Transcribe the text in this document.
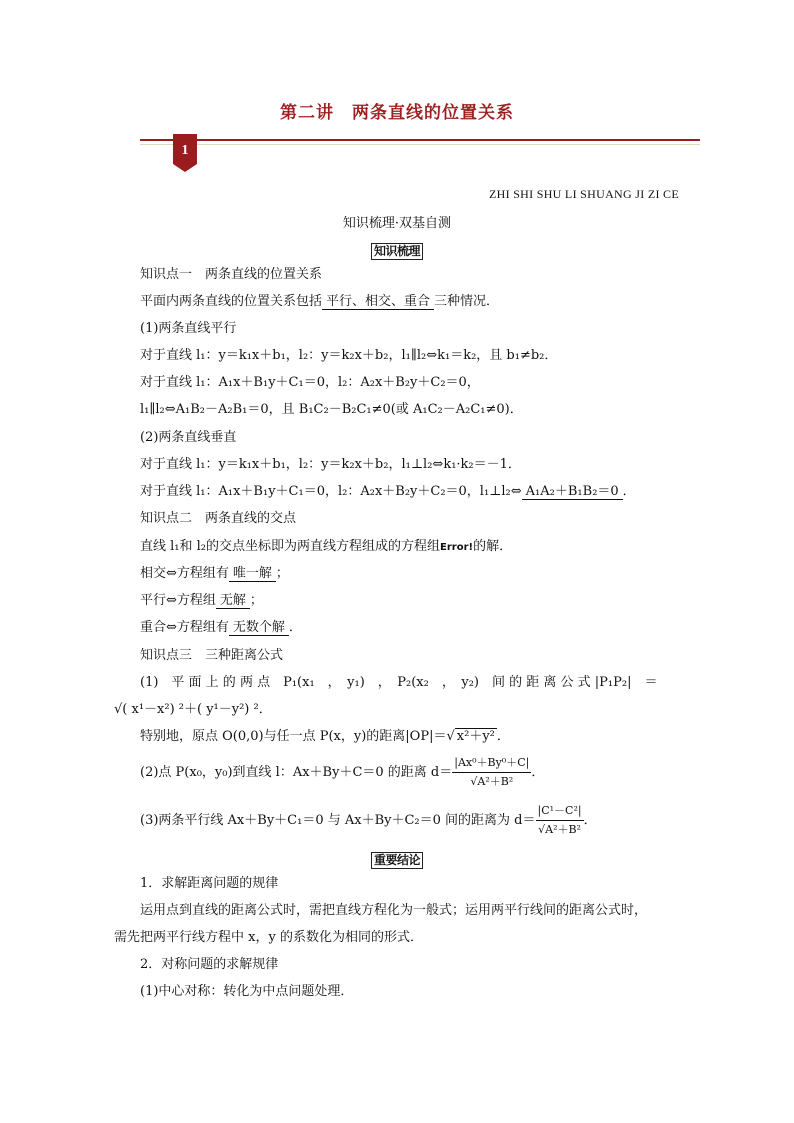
第二讲　两条直线的位置关系
1
ZHI SHI SHU LI SHUANG JI ZI CE
知识梳理·双基自测
知识梳理
知识点一　两条直线的位置关系
平面内两条直线的位置关系包括 平行、相交、重合 三种情况．
(1)两条直线平行
对于直线 l₁：y＝k₁x＋b₁，l₂：y＝k₂x＋b₂，l₁∥l₂⇔k₁＝k₂，且 b₁≠b₂．
对于直线 l₁：A₁x＋B₁y＋C₁＝0，l₂：A₂x＋B₂y＋C₂＝0，
l₁∥l₂⇔A₁B₂－A₂B₁＝0，且 B₁C₂－B₂C₁≠0(或 A₁C₂－A₂C₁≠0)．
(2)两条直线垂直
对于直线 l₁：y＝k₁x＋b₁，l₂：y＝k₂x＋b₂，l₁⊥l₂⇔k₁·k₂＝－1．
对于直线 l₁：A₁x＋B₁y＋C₁＝0，l₂：A₂x＋B₂y＋C₂＝0，l₁⊥l₂⇔ A₁A₂＋B₁B₂＝0 ．
知识点二　两条直线的交点
直线 l₁和 l₂的交点坐标即为两直线方程组成的方程组Error!的解．
相交⇔方程组有 唯一解 ；
平行⇔方程组 无解 ；
重合⇔方程组有 无数个解 ．
知识点三　三种距离公式
(1)　平 面 上 的 两 点　P₁(x₁　，　y₁)　，　P₂(x₂　，　y₂)　间 的 距 离 公 式 |P₁P₂|　＝
√( x¹－x²) ²＋( y¹－y²) ²．
特别地，原点 O(0,0)与任一点 P(x，y)的距离|OP|＝√ x²＋y² ．
(2)点 P(x₀，y₀)到直线 l：Ax＋By＋C＝0 的距离 $d= \frac{\text{|Ax⁰＋By⁰＋C|}}{\text{√A²＋B²}}$ ．
(3)两条平行线 Ax＋By＋C₁＝0 与 Ax＋By＋C₂＝0 间的距离为 $d= \frac{\text{|C¹－C²|}}{\text{√A²＋B²}}$ ．
重要结论
1．求解距离问题的规律
运用点到直线的距离公式时，需把直线方程化为一般式；运用两平行线间的距离公式时，
需先把两平行线方程中 x，y 的系数化为相同的形式．
2．对称问题的求解规律
(1)中心对称：转化为中点问题处理．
########
Requirement
Copy the records above exactly, leaving out every picture.

Task answer
Transcribe the text in this document.
第二讲　两条直线的位置关系
1
ZHI SHI SHU LI SHUANG JI ZI CE
知识梳理·双基自测
知识梳理
知识点一　两条直线的位置关系
平面内两条直线的位置关系包括 平行、相交、重合 三种情况．
(1)两条直线平行
对于直线 l₁：y＝k₁x＋b₁，l₂：y＝k₂x＋b₂，l₁∥l₂⇔k₁＝k₂，且 b₁≠b₂．
对于直线 l₁：A₁x＋B₁y＋C₁＝0，l₂：A₂x＋B₂y＋C₂＝0，
l₁∥l₂⇔A₁B₂－A₂B₁＝0，且 B₁C₂－B₂C₁≠0(或 A₁C₂－A₂C₁≠0)．
(2)两条直线垂直
对于直线 l₁：y＝k₁x＋b₁，l₂：y＝k₂x＋b₂，l₁⊥l₂⇔k₁·k₂＝－1．
对于直线 l₁：A₁x＋B₁y＋C₁＝0，l₂：A₂x＋B₂y＋C₂＝0，l₁⊥l₂⇔ A₁A₂＋B₁B₂＝0 ．
知识点二　两条直线的交点
直线 l₁和 l₂的交点坐标即为两直线方程组成的方程组Error!的解．
相交⇔方程组有 唯一解 ；
平行⇔方程组 无解 ；
重合⇔方程组有 无数个解 ．
知识点三　三种距离公式
(1)　平 面 上 的 两 点　P₁(x₁　，　y₁)　，　P₂(x₂　，　y₂)　间 的 距 离 公 式 |P₁P₂|　＝
√( x¹－x²) ²＋( y¹－y²) ²．
特别地，原点 O(0,0)与任一点 P(x，y)的距离|OP|＝√ x²＋y² ．
(2)点 P(x₀，y₀)到直线 l：Ax＋By＋C＝0 的距离 $d= \frac{\text{|Ax⁰＋By⁰＋C|}}{\text{√A²＋B²}}$ ．
(3)两条平行线 Ax＋By＋C₁＝0 与 Ax＋By＋C₂＝0 间的距离为 $d= \frac{\text{|C¹－C²|}}{\text{√A²＋B²}}$ ．
重要结论
1．求解距离问题的规律
运用点到直线的距离公式时，需把直线方程化为一般式；运用两平行线间的距离公式时，
需先把两平行线方程中 x，y 的系数化为相同的形式．
2．对称问题的求解规律
(1)中心对称：转化为中点问题处理．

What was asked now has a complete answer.